◆ Your goal ◆
Each line of the material below should be reproduced exactly.

◆ Extracted information ◆
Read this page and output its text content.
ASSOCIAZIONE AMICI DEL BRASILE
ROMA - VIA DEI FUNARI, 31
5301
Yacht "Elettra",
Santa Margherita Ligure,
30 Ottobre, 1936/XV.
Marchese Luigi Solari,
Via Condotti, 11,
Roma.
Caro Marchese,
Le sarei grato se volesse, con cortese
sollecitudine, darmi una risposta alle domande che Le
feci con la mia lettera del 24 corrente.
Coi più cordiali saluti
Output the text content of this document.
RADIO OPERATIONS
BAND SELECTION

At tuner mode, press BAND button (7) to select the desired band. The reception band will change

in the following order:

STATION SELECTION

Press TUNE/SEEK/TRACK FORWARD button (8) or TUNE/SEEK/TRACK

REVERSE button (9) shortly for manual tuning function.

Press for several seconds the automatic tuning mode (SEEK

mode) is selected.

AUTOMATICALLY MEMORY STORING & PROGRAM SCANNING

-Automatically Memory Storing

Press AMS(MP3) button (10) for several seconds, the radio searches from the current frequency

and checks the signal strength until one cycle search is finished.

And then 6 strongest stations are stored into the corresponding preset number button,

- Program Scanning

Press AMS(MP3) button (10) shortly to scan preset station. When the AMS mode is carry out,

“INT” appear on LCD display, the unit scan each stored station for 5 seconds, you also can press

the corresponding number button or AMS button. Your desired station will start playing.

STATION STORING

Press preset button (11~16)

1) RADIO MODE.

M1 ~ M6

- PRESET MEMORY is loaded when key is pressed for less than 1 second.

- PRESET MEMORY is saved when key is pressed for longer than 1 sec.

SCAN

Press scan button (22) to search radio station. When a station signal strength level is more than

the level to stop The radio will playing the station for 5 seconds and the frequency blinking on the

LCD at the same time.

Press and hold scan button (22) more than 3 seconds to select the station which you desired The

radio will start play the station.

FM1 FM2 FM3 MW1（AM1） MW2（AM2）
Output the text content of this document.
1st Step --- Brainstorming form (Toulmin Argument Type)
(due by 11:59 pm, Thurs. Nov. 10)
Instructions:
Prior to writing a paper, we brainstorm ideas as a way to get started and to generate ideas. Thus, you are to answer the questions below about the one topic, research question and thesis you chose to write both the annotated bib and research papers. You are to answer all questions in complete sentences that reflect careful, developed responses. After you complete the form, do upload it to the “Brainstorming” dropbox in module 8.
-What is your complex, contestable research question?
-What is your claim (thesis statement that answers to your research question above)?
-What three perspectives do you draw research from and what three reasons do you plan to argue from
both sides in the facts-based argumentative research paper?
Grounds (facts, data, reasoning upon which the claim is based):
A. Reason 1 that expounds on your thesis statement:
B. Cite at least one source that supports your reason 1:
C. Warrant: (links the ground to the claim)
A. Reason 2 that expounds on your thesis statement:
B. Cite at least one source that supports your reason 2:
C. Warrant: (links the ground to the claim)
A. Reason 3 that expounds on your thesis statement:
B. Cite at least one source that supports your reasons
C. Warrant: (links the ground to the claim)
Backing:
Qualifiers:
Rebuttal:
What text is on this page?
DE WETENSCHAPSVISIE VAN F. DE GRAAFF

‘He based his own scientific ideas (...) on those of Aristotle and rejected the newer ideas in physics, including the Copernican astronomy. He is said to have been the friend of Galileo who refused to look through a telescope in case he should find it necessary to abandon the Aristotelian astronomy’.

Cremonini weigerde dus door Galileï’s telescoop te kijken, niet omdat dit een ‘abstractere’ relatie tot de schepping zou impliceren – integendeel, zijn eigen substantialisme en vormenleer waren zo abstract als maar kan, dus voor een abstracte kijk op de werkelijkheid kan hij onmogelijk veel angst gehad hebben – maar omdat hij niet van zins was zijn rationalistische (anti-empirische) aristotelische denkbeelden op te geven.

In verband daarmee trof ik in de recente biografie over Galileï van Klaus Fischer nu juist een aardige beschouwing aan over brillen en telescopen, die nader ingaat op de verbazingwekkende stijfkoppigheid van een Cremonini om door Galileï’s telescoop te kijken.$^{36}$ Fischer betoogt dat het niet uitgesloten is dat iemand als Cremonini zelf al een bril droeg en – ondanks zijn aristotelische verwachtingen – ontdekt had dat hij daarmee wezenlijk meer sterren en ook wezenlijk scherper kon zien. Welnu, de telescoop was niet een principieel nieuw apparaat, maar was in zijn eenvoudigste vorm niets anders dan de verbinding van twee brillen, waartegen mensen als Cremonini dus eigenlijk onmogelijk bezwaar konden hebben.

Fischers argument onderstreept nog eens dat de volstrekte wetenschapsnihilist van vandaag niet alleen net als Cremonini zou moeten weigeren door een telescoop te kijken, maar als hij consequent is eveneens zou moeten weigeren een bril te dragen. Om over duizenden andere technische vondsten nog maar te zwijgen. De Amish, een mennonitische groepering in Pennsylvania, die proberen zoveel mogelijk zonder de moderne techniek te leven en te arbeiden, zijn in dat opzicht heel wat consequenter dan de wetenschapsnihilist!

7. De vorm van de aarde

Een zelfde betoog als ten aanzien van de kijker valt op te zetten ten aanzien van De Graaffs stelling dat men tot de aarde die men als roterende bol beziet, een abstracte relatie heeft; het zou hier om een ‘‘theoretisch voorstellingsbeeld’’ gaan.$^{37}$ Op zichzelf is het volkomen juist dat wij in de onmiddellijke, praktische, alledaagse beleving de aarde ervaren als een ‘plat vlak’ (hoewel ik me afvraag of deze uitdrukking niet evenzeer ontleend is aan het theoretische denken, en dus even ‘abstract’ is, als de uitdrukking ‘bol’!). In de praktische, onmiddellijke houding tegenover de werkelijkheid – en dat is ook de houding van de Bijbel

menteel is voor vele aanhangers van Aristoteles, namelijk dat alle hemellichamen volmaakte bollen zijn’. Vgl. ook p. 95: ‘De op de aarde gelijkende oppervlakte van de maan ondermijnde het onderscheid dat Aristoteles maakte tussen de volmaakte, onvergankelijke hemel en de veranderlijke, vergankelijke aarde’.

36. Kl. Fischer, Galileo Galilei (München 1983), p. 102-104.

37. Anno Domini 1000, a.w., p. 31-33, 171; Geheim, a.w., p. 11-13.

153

◆ Result for this exercise ◆
Read this page and output its text content.
ASSOCIAZIONE AMICI DEL BRASILE
ROMA - VIA DEI FUNARI, 31
5301
Yacht "Elettra",
Santa Margherita Ligure,
30 Ottobre, 1936/XV.
Marchese Luigi Solari,
Via Condotti, 11,
Roma.
Caro Marchese,
Le sarei grato se volesse, con cortese
sollecitudine, darmi una risposta alle domande che Le
feci con la mia lettera del 24 corrente.
Coi più cordiali saluti
Output the text content of this document.
RADIO OPERATIONS
BAND SELECTION

At tuner mode, press BAND button (7) to select the desired band. The reception band will change

in the following order:

STATION SELECTION

Press TUNE/SEEK/TRACK FORWARD button (8) or TUNE/SEEK/TRACK

REVERSE button (9) shortly for manual tuning function.

Press for several seconds the automatic tuning mode (SEEK

mode) is selected.

AUTOMATICALLY MEMORY STORING & PROGRAM SCANNING

-Automatically Memory Storing

Press AMS(MP3) button (10) for several seconds, the radio searches from the current frequency

and checks the signal strength until one cycle search is finished.

And then 6 strongest stations are stored into the corresponding preset number button,

- Program Scanning

Press AMS(MP3) button (10) shortly to scan preset station. When the AMS mode is carry out,

“INT” appear on LCD display, the unit scan each stored station for 5 seconds, you also can press

the corresponding number button or AMS button. Your desired station will start playing.

STATION STORING

Press preset button (11~16)

1) RADIO MODE.

M1 ~ M6

- PRESET MEMORY is loaded when key is pressed for less than 1 second.

- PRESET MEMORY is saved when key is pressed for longer than 1 sec.

SCAN

Press scan button (22) to search radio station. When a station signal strength level is more than

the level to stop The radio will playing the station for 5 seconds and the frequency blinking on the

LCD at the same time.

Press and hold scan button (22) more than 3 seconds to select the station which you desired The

radio will start play the station.

FM1 FM2 FM3 MW1（AM1） MW2（AM2）
Output the text content of this document.
1st Step --- Brainstorming form (Toulmin Argument Type)
(due by 11:59 pm, Thurs. Nov. 10)
Instructions:
Prior to writing a paper, we brainstorm ideas as a way to get started and to generate ideas. Thus, you are to answer the questions below about the one topic, research question and thesis you chose to write both the annotated bib and research papers. You are to answer all questions in complete sentences that reflect careful, developed responses. After you complete the form, do upload it to the “Brainstorming” dropbox in module 8.
-What is your complex, contestable research question?
-What is your claim (thesis statement that answers to your research question above)?
-What three perspectives do you draw research from and what three reasons do you plan to argue from
both sides in the facts-based argumentative research paper?
Grounds (facts, data, reasoning upon which the claim is based):
A. Reason 1 that expounds on your thesis statement:
B. Cite at least one source that supports your reason 1:
C. Warrant: (links the ground to the claim)
A. Reason 2 that expounds on your thesis statement:
B. Cite at least one source that supports your reason 2:
C. Warrant: (links the ground to the claim)
A. Reason 3 that expounds on your thesis statement:
B. Cite at least one source that supports your reasons
C. Warrant: (links the ground to the claim)
Backing:
Qualifiers:
Rebuttal:
What text is on this page?
DE WETENSCHAPSVISIE VAN F. DE GRAAFF

‘He based his own scientific ideas (...) on those of Aristotle and rejected the newer ideas in physics, including the Copernican astronomy. He is said to have been the friend of Galileo who refused to look through a telescope in case he should find it necessary to abandon the Aristotelian astronomy’.

Cremonini weigerde dus door Galileï’s telescoop te kijken, niet omdat dit een ‘abstractere’ relatie tot de schepping zou impliceren – integendeel, zijn eigen substantialisme en vormenleer waren zo abstract als maar kan, dus voor een abstracte kijk op de werkelijkheid kan hij onmogelijk veel angst gehad hebben – maar omdat hij niet van zins was zijn rationalistische (anti-empirische) aristotelische denkbeelden op te geven.

In verband daarmee trof ik in de recente biografie over Galileï van Klaus Fischer nu juist een aardige beschouwing aan over brillen en telescopen, die nader ingaat op de verbazingwekkende stijfkoppigheid van een Cremonini om door Galileï’s telescoop te kijken.$^{36}$ Fischer betoogt dat het niet uitgesloten is dat iemand als Cremonini zelf al een bril droeg en – ondanks zijn aristotelische verwachtingen – ontdekt had dat hij daarmee wezenlijk meer sterren en ook wezenlijk scherper kon zien. Welnu, de telescoop was niet een principieel nieuw apparaat, maar was in zijn eenvoudigste vorm niets anders dan de verbinding van twee brillen, waartegen mensen als Cremonini dus eigenlijk onmogelijk bezwaar konden hebben.

Fischers argument onderstreept nog eens dat de volstrekte wetenschapsnihilist van vandaag niet alleen net als Cremonini zou moeten weigeren door een telescoop te kijken, maar als hij consequent is eveneens zou moeten weigeren een bril te dragen. Om over duizenden andere technische vondsten nog maar te zwijgen. De Amish, een mennonitische groepering in Pennsylvania, die proberen zoveel mogelijk zonder de moderne techniek te leven en te arbeiden, zijn in dat opzicht heel wat consequenter dan de wetenschapsnihilist!

7. De vorm van de aarde

Een zelfde betoog als ten aanzien van de kijker valt op te zetten ten aanzien van De Graaffs stelling dat men tot de aarde die men als roterende bol beziet, een abstracte relatie heeft; het zou hier om een ‘‘theoretisch voorstellingsbeeld’’ gaan.$^{37}$ Op zichzelf is het volkomen juist dat wij in de onmiddellijke, praktische, alledaagse beleving de aarde ervaren als een ‘plat vlak’ (hoewel ik me afvraag of deze uitdrukking niet evenzeer ontleend is aan het theoretische denken, en dus even ‘abstract’ is, als de uitdrukking ‘bol’!). In de praktische, onmiddellijke houding tegenover de werkelijkheid – en dat is ook de houding van de Bijbel

menteel is voor vele aanhangers van Aristoteles, namelijk dat alle hemellichamen volmaakte bollen zijn’. Vgl. ook p. 95: ‘De op de aarde gelijkende oppervlakte van de maan ondermijnde het onderscheid dat Aristoteles maakte tussen de volmaakte, onvergankelijke hemel en de veranderlijke, vergankelijke aarde’.

36. Kl. Fischer, Galileo Galilei (München 1983), p. 102-104.

37. Anno Domini 1000, a.w., p. 31-33, 171; Geheim, a.w., p. 11-13.

153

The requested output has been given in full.